> [Written instruction]:
Return the entries below in their exact form, leaving the pictures out.

> [Saved entries]:

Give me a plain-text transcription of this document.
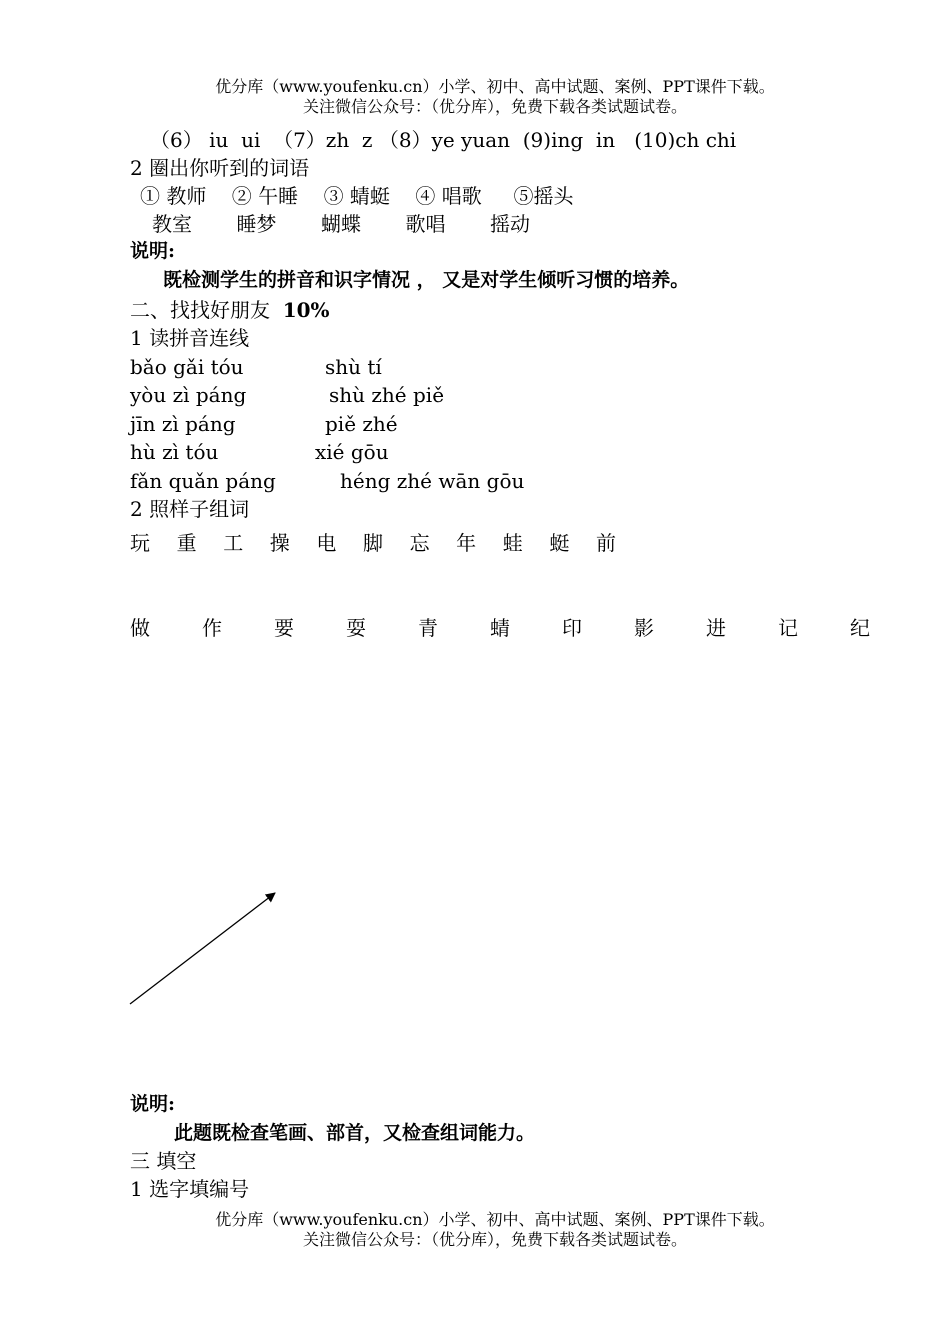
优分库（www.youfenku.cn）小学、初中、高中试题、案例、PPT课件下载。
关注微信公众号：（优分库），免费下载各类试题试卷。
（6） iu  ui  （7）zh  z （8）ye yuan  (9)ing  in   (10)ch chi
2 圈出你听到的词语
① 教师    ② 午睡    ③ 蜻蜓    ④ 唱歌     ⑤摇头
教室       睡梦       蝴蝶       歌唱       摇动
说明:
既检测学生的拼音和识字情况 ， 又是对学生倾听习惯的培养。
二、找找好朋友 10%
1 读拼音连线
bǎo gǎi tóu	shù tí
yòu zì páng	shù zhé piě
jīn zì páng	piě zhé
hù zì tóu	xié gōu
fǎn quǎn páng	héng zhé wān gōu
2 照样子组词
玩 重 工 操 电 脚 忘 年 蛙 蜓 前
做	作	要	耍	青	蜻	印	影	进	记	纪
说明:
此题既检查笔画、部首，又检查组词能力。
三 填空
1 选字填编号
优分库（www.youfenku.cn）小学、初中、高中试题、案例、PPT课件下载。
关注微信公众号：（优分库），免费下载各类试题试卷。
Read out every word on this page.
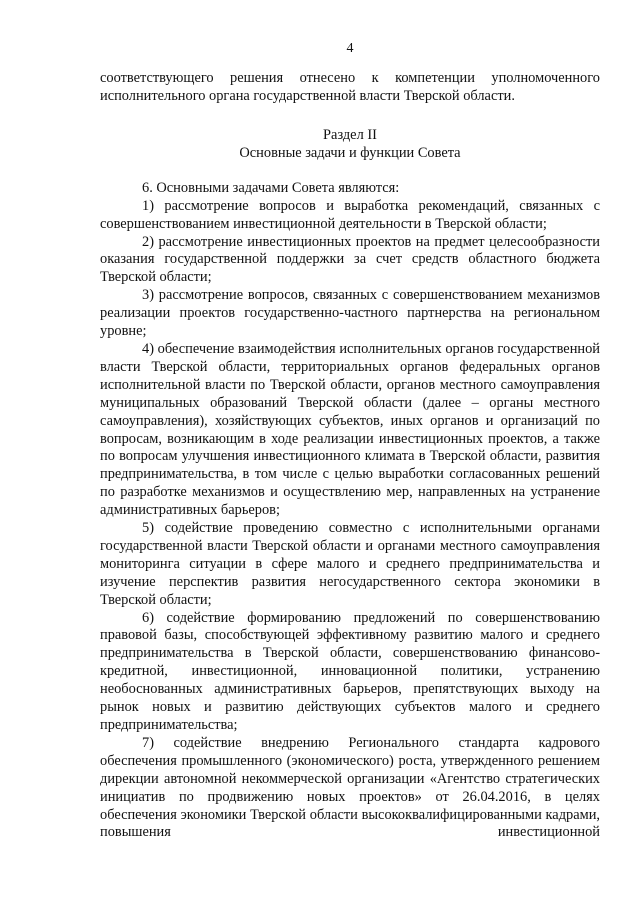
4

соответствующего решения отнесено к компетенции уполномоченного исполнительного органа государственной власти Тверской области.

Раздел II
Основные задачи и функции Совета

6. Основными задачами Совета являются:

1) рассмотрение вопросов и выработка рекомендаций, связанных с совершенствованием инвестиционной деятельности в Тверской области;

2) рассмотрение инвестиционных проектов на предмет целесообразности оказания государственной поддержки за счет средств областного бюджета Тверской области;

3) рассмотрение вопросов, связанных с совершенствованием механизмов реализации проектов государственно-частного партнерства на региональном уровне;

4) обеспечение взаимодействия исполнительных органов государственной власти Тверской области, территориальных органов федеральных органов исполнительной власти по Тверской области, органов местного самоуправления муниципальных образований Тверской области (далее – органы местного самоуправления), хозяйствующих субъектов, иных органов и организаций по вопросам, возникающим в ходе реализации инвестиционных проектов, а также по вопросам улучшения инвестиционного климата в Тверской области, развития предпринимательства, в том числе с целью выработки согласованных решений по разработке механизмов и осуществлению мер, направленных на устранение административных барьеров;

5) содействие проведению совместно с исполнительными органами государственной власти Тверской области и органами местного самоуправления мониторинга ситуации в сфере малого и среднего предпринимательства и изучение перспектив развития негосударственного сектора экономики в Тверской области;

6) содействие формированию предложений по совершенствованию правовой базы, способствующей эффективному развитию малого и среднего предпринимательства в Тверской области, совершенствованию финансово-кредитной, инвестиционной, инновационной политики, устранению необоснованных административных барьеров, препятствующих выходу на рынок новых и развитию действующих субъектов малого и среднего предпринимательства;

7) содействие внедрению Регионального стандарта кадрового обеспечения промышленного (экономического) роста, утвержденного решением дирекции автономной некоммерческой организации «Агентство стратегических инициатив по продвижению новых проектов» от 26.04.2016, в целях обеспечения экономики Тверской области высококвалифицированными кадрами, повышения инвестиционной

> [Expected output]:
Give me a plain-text transcription of this document.
优分库（www.youfenku.cn）小学、初中、高中试题、案例、PPT课件下载。
关注微信公众号：（优分库），免费下载各类试题试卷。
（6） iu  ui  （7）zh  z （8）ye yuan  (9)ing  in   (10)ch chi
2 圈出你听到的词语
① 教师    ② 午睡    ③ 蜻蜓    ④ 唱歌     ⑤摇头
教室       睡梦       蝴蝶       歌唱       摇动
说明:
既检测学生的拼音和识字情况 ， 又是对学生倾听习惯的培养。
二、找找好朋友 10%
1 读拼音连线
bǎo gǎi tóu	shù tí
yòu zì páng	shù zhé piě
jīn zì páng	piě zhé
hù zì tóu	xié gōu
fǎn quǎn páng	héng zhé wān gōu
2 照样子组词
玩 重 工 操 电 脚 忘 年 蛙 蜓 前
做	作	要	耍	青	蜻	印	影	进	记	纪
说明:
此题既检查笔画、部首，又检查组词能力。
三 填空
1 选字填编号
优分库（www.youfenku.cn）小学、初中、高中试题、案例、PPT课件下载。
关注微信公众号：（优分库），免费下载各类试题试卷。
Read out every word on this page.
4

соответствующего решения отнесено к компетенции уполномоченного исполнительного органа государственной власти Тверской области.

Раздел II
Основные задачи и функции Совета

6. Основными задачами Совета являются:

1) рассмотрение вопросов и выработка рекомендаций, связанных с совершенствованием инвестиционной деятельности в Тверской области;

2) рассмотрение инвестиционных проектов на предмет целесообразности оказания государственной поддержки за счет средств областного бюджета Тверской области;

3) рассмотрение вопросов, связанных с совершенствованием механизмов реализации проектов государственно-частного партнерства на региональном уровне;

4) обеспечение взаимодействия исполнительных органов государственной власти Тверской области, территориальных органов федеральных органов исполнительной власти по Тверской области, органов местного самоуправления муниципальных образований Тверской области (далее – органы местного самоуправления), хозяйствующих субъектов, иных органов и организаций по вопросам, возникающим в ходе реализации инвестиционных проектов, а также по вопросам улучшения инвестиционного климата в Тверской области, развития предпринимательства, в том числе с целью выработки согласованных решений по разработке механизмов и осуществлению мер, направленных на устранение административных барьеров;

5) содействие проведению совместно с исполнительными органами государственной власти Тверской области и органами местного самоуправления мониторинга ситуации в сфере малого и среднего предпринимательства и изучение перспектив развития негосударственного сектора экономики в Тверской области;

6) содействие формированию предложений по совершенствованию правовой базы, способствующей эффективному развитию малого и среднего предпринимательства в Тверской области, совершенствованию финансово-кредитной, инвестиционной, инновационной политики, устранению необоснованных административных барьеров, препятствующих выходу на рынок новых и развитию действующих субъектов малого и среднего предпринимательства;

7) содействие внедрению Регионального стандарта кадрового обеспечения промышленного (экономического) роста, утвержденного решением дирекции автономной некоммерческой организации «Агентство стратегических инициатив по продвижению новых проектов» от 26.04.2016, в целях обеспечения экономики Тверской области высококвалифицированными кадрами, повышения инвестиционной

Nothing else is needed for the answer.